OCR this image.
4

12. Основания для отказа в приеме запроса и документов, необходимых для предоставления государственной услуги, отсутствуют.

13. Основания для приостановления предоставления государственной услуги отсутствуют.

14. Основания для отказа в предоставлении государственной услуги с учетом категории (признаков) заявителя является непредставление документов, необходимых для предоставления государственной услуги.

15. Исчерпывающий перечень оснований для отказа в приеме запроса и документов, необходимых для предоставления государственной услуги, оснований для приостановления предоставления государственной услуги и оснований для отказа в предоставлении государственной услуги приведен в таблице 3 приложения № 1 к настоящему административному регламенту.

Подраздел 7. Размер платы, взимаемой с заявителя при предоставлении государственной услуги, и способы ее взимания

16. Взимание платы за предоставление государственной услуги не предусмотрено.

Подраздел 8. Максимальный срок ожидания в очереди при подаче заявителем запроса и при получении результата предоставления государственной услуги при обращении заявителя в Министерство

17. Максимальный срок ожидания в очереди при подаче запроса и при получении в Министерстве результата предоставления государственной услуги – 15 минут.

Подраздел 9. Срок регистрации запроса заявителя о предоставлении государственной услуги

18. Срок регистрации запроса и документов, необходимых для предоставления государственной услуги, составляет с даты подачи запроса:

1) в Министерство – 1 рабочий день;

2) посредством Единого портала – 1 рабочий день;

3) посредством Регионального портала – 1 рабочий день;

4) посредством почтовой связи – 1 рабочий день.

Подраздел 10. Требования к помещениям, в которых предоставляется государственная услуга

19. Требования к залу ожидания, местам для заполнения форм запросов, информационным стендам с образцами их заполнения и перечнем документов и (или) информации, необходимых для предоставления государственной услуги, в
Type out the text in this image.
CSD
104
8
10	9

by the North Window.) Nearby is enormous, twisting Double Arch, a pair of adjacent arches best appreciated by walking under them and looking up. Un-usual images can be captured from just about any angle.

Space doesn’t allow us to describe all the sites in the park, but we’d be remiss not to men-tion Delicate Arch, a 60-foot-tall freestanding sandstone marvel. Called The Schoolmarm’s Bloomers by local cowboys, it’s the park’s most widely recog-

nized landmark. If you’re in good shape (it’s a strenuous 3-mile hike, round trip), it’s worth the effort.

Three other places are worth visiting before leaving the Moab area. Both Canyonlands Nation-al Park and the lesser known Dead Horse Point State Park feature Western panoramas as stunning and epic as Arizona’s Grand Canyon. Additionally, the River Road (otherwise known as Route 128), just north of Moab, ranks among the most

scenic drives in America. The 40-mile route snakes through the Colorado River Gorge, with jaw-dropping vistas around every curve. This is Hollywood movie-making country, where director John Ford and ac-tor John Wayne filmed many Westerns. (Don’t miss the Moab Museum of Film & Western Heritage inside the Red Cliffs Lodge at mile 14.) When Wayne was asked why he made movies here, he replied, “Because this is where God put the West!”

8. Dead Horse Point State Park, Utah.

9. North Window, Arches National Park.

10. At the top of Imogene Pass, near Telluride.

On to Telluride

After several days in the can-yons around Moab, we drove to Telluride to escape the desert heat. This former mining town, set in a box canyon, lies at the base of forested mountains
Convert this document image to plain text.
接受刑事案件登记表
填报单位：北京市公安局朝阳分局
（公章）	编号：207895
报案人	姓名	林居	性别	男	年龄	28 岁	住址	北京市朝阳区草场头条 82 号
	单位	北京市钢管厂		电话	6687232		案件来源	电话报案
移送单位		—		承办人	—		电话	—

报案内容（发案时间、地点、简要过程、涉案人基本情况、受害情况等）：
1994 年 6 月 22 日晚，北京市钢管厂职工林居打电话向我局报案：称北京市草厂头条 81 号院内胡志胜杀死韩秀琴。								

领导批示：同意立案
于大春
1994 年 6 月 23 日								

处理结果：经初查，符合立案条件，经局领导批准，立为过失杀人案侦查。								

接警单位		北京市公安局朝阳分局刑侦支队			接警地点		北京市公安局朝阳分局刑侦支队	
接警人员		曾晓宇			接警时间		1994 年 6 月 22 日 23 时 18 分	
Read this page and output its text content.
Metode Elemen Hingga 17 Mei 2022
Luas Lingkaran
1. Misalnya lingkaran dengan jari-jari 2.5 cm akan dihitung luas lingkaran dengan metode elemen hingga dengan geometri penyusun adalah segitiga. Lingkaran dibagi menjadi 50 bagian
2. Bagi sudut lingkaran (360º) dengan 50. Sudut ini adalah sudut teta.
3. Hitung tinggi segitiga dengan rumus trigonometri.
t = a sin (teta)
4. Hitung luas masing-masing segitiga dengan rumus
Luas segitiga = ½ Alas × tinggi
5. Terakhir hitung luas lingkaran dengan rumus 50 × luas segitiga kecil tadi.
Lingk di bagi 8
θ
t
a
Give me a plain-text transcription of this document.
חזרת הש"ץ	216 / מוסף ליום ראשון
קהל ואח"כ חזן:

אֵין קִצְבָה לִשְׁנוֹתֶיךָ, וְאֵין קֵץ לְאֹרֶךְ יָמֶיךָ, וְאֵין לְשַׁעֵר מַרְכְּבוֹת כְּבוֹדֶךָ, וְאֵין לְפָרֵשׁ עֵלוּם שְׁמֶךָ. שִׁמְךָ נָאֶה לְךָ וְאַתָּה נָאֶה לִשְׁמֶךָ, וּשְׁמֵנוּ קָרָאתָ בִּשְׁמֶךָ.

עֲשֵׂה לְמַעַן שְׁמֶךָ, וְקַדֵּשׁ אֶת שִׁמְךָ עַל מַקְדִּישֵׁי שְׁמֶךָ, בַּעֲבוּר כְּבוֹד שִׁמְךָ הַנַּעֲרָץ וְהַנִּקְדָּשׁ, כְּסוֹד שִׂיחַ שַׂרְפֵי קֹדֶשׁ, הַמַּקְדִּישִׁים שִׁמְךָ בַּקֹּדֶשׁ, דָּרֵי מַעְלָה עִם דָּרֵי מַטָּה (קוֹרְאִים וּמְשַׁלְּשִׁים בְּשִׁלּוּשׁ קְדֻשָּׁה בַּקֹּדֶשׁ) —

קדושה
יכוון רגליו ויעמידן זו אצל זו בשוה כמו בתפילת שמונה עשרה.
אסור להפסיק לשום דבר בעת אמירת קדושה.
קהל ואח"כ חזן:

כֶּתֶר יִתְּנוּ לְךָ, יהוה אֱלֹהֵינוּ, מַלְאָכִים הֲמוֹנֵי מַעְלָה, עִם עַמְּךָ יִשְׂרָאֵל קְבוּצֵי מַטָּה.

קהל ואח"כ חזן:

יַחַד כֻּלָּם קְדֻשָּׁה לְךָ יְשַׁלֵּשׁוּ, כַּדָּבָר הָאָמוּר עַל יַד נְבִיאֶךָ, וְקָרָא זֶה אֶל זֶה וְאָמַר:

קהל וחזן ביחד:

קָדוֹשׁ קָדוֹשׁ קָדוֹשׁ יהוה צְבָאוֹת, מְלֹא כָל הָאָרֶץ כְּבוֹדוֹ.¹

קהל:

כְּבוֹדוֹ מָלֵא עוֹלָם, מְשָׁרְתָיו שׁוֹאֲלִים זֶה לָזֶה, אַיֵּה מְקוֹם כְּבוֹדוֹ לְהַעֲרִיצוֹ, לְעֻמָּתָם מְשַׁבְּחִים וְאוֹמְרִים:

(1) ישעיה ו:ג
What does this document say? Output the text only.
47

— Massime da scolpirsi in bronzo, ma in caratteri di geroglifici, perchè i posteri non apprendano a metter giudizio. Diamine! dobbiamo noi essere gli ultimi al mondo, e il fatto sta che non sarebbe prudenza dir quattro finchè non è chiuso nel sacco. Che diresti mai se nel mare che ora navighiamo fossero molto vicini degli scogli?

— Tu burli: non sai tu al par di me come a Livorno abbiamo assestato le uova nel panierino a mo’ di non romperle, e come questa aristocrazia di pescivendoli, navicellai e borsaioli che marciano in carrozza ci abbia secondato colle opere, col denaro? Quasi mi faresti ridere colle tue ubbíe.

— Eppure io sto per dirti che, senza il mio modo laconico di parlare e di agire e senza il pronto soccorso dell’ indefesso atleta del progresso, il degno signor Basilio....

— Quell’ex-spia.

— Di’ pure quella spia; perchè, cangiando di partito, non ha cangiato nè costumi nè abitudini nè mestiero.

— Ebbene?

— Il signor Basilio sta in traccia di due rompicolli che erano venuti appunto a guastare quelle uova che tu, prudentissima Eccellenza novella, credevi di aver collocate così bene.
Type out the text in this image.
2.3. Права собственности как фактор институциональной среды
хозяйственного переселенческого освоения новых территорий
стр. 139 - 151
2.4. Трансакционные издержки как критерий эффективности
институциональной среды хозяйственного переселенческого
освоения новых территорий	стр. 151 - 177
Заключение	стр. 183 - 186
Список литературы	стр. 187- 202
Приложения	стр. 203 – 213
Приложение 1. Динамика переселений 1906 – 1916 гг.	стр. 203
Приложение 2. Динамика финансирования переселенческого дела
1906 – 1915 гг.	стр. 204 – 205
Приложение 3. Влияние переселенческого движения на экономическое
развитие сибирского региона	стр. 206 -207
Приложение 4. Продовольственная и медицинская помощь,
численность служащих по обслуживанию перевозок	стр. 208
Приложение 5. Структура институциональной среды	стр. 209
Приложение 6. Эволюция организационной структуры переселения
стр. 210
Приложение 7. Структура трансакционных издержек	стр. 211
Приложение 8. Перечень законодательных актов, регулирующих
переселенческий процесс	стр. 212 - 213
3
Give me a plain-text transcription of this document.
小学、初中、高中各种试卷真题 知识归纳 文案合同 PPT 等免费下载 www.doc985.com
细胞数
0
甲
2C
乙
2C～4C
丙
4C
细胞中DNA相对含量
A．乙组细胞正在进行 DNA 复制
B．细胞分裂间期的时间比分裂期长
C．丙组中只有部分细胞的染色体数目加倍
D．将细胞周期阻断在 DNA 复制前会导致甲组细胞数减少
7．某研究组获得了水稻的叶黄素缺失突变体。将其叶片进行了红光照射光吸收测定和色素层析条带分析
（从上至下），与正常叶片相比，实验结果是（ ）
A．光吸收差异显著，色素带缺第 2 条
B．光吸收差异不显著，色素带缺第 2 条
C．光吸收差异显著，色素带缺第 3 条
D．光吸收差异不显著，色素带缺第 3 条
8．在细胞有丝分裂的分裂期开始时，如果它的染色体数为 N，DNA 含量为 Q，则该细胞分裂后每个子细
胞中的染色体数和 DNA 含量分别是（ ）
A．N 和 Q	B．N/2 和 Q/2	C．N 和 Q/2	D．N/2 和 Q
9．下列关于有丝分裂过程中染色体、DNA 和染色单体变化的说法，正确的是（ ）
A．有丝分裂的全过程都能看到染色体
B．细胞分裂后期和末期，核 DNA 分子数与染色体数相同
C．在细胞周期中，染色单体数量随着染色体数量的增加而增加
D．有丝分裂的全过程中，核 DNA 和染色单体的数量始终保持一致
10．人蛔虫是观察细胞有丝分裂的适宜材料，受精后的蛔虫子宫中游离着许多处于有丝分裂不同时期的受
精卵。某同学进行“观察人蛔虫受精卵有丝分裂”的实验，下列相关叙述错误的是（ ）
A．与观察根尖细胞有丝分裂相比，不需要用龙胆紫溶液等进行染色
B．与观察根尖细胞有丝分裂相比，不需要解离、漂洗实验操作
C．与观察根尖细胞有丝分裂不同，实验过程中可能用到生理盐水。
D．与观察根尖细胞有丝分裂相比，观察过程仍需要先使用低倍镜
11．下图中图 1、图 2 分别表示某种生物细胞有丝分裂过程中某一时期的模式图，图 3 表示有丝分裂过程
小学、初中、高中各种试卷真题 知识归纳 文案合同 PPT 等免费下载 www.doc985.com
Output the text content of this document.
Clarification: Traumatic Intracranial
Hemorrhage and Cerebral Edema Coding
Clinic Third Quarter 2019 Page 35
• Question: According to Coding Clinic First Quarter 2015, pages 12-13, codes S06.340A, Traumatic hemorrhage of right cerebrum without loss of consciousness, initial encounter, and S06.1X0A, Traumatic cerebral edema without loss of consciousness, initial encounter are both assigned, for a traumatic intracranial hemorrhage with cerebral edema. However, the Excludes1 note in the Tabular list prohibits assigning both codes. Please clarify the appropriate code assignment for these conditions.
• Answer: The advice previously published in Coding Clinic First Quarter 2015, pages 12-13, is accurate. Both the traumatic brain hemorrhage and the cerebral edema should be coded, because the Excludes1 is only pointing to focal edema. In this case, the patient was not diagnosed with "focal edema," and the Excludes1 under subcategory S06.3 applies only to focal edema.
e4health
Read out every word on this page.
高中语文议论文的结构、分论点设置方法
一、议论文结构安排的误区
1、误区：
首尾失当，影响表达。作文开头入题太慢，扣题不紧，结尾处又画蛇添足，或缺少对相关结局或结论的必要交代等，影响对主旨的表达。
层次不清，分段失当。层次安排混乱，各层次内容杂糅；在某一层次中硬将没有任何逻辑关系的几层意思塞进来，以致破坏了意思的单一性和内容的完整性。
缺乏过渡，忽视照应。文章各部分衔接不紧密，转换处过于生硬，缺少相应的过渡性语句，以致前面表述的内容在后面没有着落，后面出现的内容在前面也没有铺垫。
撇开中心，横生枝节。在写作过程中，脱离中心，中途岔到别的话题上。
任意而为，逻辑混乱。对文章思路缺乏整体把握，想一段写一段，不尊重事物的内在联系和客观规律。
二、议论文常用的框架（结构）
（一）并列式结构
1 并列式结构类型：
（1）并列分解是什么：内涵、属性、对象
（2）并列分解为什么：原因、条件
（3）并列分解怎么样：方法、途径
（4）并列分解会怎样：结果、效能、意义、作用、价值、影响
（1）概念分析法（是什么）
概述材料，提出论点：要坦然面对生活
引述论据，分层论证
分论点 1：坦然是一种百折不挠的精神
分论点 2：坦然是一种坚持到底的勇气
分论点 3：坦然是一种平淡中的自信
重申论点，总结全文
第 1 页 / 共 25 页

● **STATED GOAL**: Repeat, without changes, every line from the one that contains "Output the text content of this document." through the final line of the data.

● **TASK OUTPUT**:
Output the text content of this document.
Clarification: Traumatic Intracranial
Hemorrhage and Cerebral Edema Coding
Clinic Third Quarter 2019 Page 35
• Question: According to Coding Clinic First Quarter 2015, pages 12-13, codes S06.340A, Traumatic hemorrhage of right cerebrum without loss of consciousness, initial encounter, and S06.1X0A, Traumatic cerebral edema without loss of consciousness, initial encounter are both assigned, for a traumatic intracranial hemorrhage with cerebral edema. However, the Excludes1 note in the Tabular list prohibits assigning both codes. Please clarify the appropriate code assignment for these conditions.
• Answer: The advice previously published in Coding Clinic First Quarter 2015, pages 12-13, is accurate. Both the traumatic brain hemorrhage and the cerebral edema should be coded, because the Excludes1 is only pointing to focal edema. In this case, the patient was not diagnosed with "focal edema," and the Excludes1 under subcategory S06.3 applies only to focal edema.
e4health
Read out every word on this page.
高中语文议论文的结构、分论点设置方法
一、议论文结构安排的误区
1、误区：
首尾失当，影响表达。作文开头入题太慢，扣题不紧，结尾处又画蛇添足，或缺少对相关结局或结论的必要交代等，影响对主旨的表达。
层次不清，分段失当。层次安排混乱，各层次内容杂糅；在某一层次中硬将没有任何逻辑关系的几层意思塞进来，以致破坏了意思的单一性和内容的完整性。
缺乏过渡，忽视照应。文章各部分衔接不紧密，转换处过于生硬，缺少相应的过渡性语句，以致前面表述的内容在后面没有着落，后面出现的内容在前面也没有铺垫。
撇开中心，横生枝节。在写作过程中，脱离中心，中途岔到别的话题上。
任意而为，逻辑混乱。对文章思路缺乏整体把握，想一段写一段，不尊重事物的内在联系和客观规律。
二、议论文常用的框架（结构）
（一）并列式结构
1 并列式结构类型：
（1）并列分解是什么：内涵、属性、对象
（2）并列分解为什么：原因、条件
（3）并列分解怎么样：方法、途径
（4）并列分解会怎样：结果、效能、意义、作用、价值、影响
（1）概念分析法（是什么）
概述材料，提出论点：要坦然面对生活
引述论据，分层论证
分论点 1：坦然是一种百折不挠的精神
分论点 2：坦然是一种坚持到底的勇气
分论点 3：坦然是一种平淡中的自信
重申论点，总结全文
第 1 页 / 共 25 页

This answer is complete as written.